**RECORDED INFORMATION:**
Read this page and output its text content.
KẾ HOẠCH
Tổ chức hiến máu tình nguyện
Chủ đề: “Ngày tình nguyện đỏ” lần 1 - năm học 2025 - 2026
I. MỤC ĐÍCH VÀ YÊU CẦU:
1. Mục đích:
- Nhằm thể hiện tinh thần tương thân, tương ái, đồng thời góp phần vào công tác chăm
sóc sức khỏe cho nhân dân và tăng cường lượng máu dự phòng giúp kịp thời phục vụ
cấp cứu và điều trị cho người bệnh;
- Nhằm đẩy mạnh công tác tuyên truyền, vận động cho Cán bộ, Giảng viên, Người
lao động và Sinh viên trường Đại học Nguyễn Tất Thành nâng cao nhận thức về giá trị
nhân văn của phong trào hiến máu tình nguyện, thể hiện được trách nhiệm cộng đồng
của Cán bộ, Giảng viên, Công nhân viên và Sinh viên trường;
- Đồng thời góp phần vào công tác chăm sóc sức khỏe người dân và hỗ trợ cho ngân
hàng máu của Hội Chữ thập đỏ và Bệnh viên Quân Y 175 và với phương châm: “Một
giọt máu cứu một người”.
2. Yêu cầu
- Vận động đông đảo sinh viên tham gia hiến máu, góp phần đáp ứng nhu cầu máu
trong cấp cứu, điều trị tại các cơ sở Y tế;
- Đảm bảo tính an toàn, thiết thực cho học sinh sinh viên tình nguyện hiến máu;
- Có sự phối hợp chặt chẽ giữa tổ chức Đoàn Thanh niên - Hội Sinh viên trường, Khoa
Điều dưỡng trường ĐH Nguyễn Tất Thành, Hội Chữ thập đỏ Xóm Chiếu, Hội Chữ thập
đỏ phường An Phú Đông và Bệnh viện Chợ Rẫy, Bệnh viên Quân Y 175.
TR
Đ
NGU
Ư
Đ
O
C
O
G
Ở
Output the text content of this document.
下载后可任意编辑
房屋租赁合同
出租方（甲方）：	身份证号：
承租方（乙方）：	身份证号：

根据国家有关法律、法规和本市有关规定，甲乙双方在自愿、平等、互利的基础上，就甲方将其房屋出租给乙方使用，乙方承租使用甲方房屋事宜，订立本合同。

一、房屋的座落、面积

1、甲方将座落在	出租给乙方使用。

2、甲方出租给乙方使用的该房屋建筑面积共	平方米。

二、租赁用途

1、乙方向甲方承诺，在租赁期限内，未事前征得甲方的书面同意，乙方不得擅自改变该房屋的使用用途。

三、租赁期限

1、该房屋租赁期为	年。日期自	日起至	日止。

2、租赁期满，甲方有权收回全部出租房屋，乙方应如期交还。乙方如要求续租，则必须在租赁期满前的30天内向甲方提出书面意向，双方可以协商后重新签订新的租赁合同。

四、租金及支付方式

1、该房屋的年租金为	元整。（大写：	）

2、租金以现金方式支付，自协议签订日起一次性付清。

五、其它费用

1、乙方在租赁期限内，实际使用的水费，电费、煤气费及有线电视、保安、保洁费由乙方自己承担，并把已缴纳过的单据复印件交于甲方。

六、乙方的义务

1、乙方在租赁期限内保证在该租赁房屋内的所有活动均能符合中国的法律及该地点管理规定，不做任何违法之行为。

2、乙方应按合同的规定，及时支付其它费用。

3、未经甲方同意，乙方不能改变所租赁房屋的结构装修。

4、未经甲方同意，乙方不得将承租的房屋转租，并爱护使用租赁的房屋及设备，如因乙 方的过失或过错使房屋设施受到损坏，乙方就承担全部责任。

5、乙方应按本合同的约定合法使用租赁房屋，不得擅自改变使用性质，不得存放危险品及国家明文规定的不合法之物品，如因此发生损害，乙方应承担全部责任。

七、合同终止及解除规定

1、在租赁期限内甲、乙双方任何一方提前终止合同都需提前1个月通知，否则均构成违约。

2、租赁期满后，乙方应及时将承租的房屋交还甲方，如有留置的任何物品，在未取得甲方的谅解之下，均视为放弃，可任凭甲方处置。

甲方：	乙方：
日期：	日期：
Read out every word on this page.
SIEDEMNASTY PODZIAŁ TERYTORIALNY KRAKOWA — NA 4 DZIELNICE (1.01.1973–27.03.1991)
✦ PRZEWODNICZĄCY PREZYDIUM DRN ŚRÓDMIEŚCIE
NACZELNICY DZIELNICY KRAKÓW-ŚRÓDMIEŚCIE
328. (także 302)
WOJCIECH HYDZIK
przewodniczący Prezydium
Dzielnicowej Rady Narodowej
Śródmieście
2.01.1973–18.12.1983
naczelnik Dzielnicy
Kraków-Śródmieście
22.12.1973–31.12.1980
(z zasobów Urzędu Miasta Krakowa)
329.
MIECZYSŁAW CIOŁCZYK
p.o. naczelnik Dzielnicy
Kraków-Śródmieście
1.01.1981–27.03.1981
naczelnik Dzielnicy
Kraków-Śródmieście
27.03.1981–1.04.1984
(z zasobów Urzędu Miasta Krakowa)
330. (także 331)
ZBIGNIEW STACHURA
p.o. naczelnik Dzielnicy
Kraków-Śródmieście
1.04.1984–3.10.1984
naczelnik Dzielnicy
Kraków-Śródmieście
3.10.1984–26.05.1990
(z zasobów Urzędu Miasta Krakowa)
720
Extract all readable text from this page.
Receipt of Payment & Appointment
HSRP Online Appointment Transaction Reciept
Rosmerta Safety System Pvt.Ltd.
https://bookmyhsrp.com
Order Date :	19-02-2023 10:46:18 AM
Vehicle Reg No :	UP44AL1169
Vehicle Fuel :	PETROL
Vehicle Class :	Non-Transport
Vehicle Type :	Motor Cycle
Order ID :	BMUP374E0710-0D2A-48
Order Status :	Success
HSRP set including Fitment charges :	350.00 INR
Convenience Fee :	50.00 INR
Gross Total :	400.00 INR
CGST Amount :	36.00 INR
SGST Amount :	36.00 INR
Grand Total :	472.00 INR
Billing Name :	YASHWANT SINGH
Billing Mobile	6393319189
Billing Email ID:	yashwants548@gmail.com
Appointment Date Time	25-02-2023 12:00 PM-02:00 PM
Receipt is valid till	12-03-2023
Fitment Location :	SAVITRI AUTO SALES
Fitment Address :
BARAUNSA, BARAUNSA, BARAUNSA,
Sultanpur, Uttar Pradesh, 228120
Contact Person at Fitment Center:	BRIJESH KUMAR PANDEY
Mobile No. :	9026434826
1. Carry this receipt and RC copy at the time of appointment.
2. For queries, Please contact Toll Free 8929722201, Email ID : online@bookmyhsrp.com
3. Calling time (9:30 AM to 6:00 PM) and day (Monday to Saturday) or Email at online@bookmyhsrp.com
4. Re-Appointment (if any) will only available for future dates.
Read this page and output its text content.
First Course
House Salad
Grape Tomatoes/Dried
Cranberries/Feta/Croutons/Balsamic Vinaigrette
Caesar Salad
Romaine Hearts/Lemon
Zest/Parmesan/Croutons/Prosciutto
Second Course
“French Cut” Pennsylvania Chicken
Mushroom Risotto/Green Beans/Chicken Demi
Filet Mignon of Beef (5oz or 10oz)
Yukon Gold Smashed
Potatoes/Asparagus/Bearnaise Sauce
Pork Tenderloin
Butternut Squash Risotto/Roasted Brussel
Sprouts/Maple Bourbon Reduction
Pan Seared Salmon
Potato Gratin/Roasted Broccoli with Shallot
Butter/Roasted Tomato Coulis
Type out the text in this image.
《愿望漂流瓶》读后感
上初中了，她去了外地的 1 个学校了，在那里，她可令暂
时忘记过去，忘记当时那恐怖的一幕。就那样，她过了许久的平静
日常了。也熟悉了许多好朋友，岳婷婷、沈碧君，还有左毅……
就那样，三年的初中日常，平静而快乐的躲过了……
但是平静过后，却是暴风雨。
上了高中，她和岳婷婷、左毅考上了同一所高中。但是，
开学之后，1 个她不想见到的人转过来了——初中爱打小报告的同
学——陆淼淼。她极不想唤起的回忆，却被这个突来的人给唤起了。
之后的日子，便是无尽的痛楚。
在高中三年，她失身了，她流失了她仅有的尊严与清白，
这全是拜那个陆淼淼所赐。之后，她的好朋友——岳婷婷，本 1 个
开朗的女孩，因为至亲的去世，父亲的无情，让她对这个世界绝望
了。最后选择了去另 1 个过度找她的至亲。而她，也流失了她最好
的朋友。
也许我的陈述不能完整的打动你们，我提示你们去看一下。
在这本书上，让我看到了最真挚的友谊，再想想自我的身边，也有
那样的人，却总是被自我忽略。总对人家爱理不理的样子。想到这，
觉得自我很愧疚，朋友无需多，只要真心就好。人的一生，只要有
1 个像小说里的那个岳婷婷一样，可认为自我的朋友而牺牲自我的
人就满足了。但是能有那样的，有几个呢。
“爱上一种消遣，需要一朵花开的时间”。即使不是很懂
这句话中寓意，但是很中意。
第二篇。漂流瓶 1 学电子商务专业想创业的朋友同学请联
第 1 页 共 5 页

**AIM:** Check each line above for the word "bookmyhsrp" and give the number of lines that have it, nothing else.

**RESPONSE:** 3